_To be done:_ How many lines of these records hold the string "Estatal"? Reply with the number alone.

Recorded data:
────────────────────────────────────────
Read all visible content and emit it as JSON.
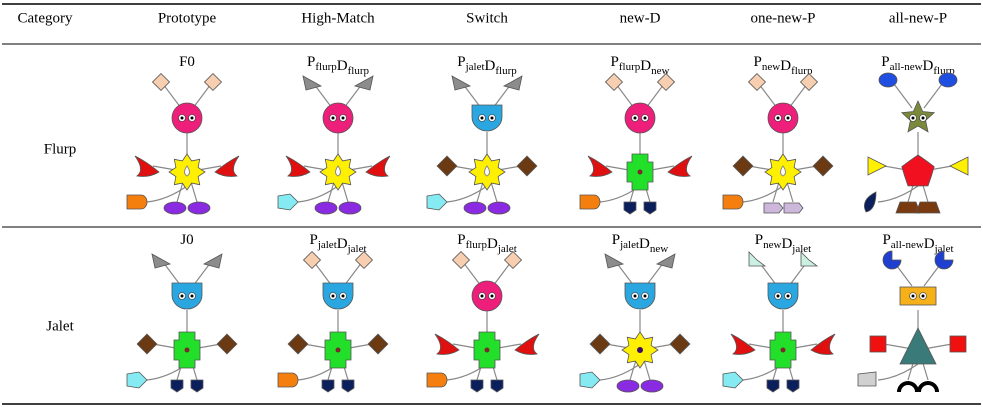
{
  "table": {
    "header": [
      "Category",
      "Prototype",
      "High-Match",
      "Switch",
      "new-D",
      "one-new-P",
      "all-new-P"
    ],
    "rows": [
      {
        "category": "Flurp",
        "cells": [
          [
            {
              "text": "F0"
            }
          ],
          [
            {
              "text": "P",
              "sub": "flurp"
            },
            {
              "text": "D",
              "sub": "flurp"
            }
          ],
          [
            {
              "text": "P",
              "sub": "jalet"
            },
            {
              "text": "D",
              "sub": "flurp"
            }
          ],
          [
            {
              "text": "P",
              "sub": "flurp"
            },
            {
              "text": "D",
              "sub": "new"
            }
          ],
          [
            {
              "text": "P",
              "sub": "new"
            },
            {
              "text": "D",
              "sub": "flurp"
            }
          ],
          [
            {
              "text": "P",
              "sub": "all-new"
            },
            {
              "text": "D",
              "sub": "flurp"
            }
          ]
        ]
      },
      {
        "category": "Jalet",
        "cells": [
          [
            {
              "text": "J0"
            }
          ],
          [
            {
              "text": "P",
              "sub": "jalet"
            },
            {
              "text": "D",
              "sub": "jalet"
            }
          ],
          [
            {
              "text": "P",
              "sub": "flurp"
            },
            {
              "text": "D",
              "sub": "jalet"
            }
          ],
          [
            {
              "text": "P",
              "sub": "jalet"
            },
            {
              "text": "D",
              "sub": "new"
            }
          ],
          [
            {
              "text": "P",
              "sub": "new"
            },
            {
              "text": "D",
              "sub": "jalet"
            }
          ],
          [
            {
              "text": "P",
              "sub": "all-new"
            },
            {
              "text": "D",
              "sub": "jalet"
            }
          ]
        ]
      }
    ]
  }
}
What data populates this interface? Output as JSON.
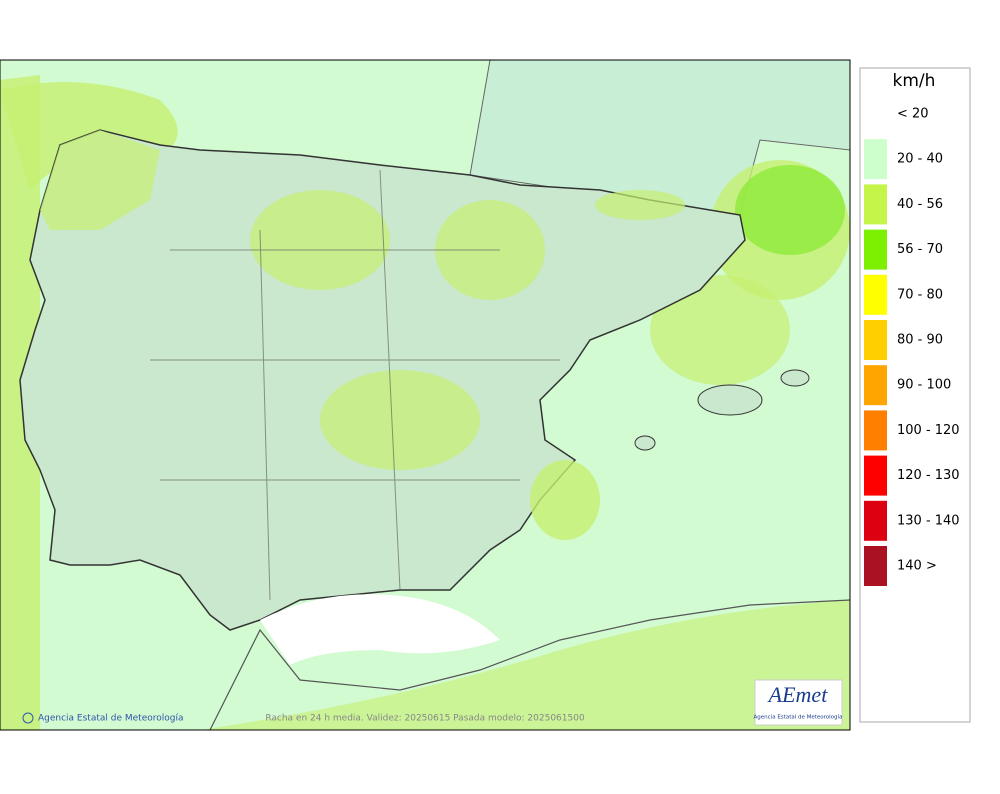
{
  "legend": {
    "title": "km/h",
    "items": [
      {
        "label": "< 20"
      },
      {
        "label": "20 - 40",
        "color": "#ccffcc"
      },
      {
        "label": "40 - 56",
        "color": "#c6f54a"
      },
      {
        "label": "56 - 70",
        "color": "#7cf000"
      },
      {
        "label": "70 - 80",
        "color": "#ffff00"
      },
      {
        "label": "80 - 90",
        "color": "#ffd000"
      },
      {
        "label": "90 - 100",
        "color": "#ffa500"
      },
      {
        "label": "100 - 120",
        "color": "#ff8000"
      },
      {
        "label": "120 - 130",
        "color": "#ff0000"
      },
      {
        "label": "130 - 140",
        "color": "#dd0011"
      },
      {
        "label": "140 >",
        "color": "#aa1122"
      }
    ]
  },
  "footer": {
    "credit": "Agencia Estatal de Meteorología",
    "caption": "Racha en 24 h media. Validez: 20250615 Pasada modelo: 2025061500"
  },
  "logo": {
    "name": "AEmet",
    "subtitle": "Agencia Estatal de Meteorología"
  }
}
────────────────────────────────────────
_Task output:_ 2